» **WORK INSTRUCTIONS**:
Word for word, restate every line of the material.

++++ MATERIALS PROVIDED

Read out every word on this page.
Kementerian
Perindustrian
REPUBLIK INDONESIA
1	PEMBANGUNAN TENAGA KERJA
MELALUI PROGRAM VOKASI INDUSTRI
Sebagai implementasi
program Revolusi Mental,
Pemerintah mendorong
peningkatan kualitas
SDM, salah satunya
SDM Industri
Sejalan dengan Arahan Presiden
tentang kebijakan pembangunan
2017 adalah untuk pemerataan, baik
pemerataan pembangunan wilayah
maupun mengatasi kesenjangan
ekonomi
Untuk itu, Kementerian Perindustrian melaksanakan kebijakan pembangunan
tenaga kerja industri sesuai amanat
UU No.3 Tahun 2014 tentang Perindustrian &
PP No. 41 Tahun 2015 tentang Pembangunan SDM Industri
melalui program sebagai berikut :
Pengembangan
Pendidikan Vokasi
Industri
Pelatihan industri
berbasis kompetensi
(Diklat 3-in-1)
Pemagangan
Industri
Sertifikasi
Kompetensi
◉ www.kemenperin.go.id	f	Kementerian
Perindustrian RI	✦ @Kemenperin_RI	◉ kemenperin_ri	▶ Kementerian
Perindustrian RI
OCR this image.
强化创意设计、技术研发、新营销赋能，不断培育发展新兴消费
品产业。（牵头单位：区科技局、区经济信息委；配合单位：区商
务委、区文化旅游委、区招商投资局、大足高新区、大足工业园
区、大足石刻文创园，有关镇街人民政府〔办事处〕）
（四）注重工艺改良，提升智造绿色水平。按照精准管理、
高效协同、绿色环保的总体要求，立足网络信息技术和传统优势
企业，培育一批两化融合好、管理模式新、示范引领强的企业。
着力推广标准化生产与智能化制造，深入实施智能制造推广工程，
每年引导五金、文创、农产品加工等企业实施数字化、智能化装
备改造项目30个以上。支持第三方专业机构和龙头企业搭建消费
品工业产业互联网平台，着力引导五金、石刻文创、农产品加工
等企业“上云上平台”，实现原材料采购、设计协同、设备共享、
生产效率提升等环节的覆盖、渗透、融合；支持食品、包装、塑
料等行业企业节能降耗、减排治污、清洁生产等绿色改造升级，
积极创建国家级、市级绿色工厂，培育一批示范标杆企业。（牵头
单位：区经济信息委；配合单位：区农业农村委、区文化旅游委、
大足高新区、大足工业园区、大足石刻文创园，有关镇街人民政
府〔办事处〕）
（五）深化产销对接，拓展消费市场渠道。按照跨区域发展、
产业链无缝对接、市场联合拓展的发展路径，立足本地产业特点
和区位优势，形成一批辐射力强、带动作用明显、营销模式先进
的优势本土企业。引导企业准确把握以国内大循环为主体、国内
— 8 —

++++++++

» **SOLUTION FOR THIS PROBLEM**:
Read out every word on this page.
Kementerian
Perindustrian
REPUBLIK INDONESIA
1	PEMBANGUNAN TENAGA KERJA
MELALUI PROGRAM VOKASI INDUSTRI
Sebagai implementasi
program Revolusi Mental,
Pemerintah mendorong
peningkatan kualitas
SDM, salah satunya
SDM Industri
Sejalan dengan Arahan Presiden
tentang kebijakan pembangunan
2017 adalah untuk pemerataan, baik
pemerataan pembangunan wilayah
maupun mengatasi kesenjangan
ekonomi
Untuk itu, Kementerian Perindustrian melaksanakan kebijakan pembangunan
tenaga kerja industri sesuai amanat
UU No.3 Tahun 2014 tentang Perindustrian &
PP No. 41 Tahun 2015 tentang Pembangunan SDM Industri
melalui program sebagai berikut :
Pengembangan
Pendidikan Vokasi
Industri
Pelatihan industri
berbasis kompetensi
(Diklat 3-in-1)
Pemagangan
Industri
Sertifikasi
Kompetensi
◉ www.kemenperin.go.id	f	Kementerian
Perindustrian RI	✦ @Kemenperin_RI	◉ kemenperin_ri	▶ Kementerian
Perindustrian RI
OCR this image.
强化创意设计、技术研发、新营销赋能，不断培育发展新兴消费
品产业。（牵头单位：区科技局、区经济信息委；配合单位：区商
务委、区文化旅游委、区招商投资局、大足高新区、大足工业园
区、大足石刻文创园，有关镇街人民政府〔办事处〕）
（四）注重工艺改良，提升智造绿色水平。按照精准管理、
高效协同、绿色环保的总体要求，立足网络信息技术和传统优势
企业，培育一批两化融合好、管理模式新、示范引领强的企业。
着力推广标准化生产与智能化制造，深入实施智能制造推广工程，
每年引导五金、文创、农产品加工等企业实施数字化、智能化装
备改造项目30个以上。支持第三方专业机构和龙头企业搭建消费
品工业产业互联网平台，着力引导五金、石刻文创、农产品加工
等企业“上云上平台”，实现原材料采购、设计协同、设备共享、
生产效率提升等环节的覆盖、渗透、融合；支持食品、包装、塑
料等行业企业节能降耗、减排治污、清洁生产等绿色改造升级，
积极创建国家级、市级绿色工厂，培育一批示范标杆企业。（牵头
单位：区经济信息委；配合单位：区农业农村委、区文化旅游委、
大足高新区、大足工业园区、大足石刻文创园，有关镇街人民政
府〔办事处〕）
（五）深化产销对接，拓展消费市场渠道。按照跨区域发展、
产业链无缝对接、市场联合拓展的发展路径，立足本地产业特点
和区位优势，形成一批辐射力强、带动作用明显、营销模式先进
的优势本土企业。引导企业准确把握以国内大循环为主体、国内
— 8 —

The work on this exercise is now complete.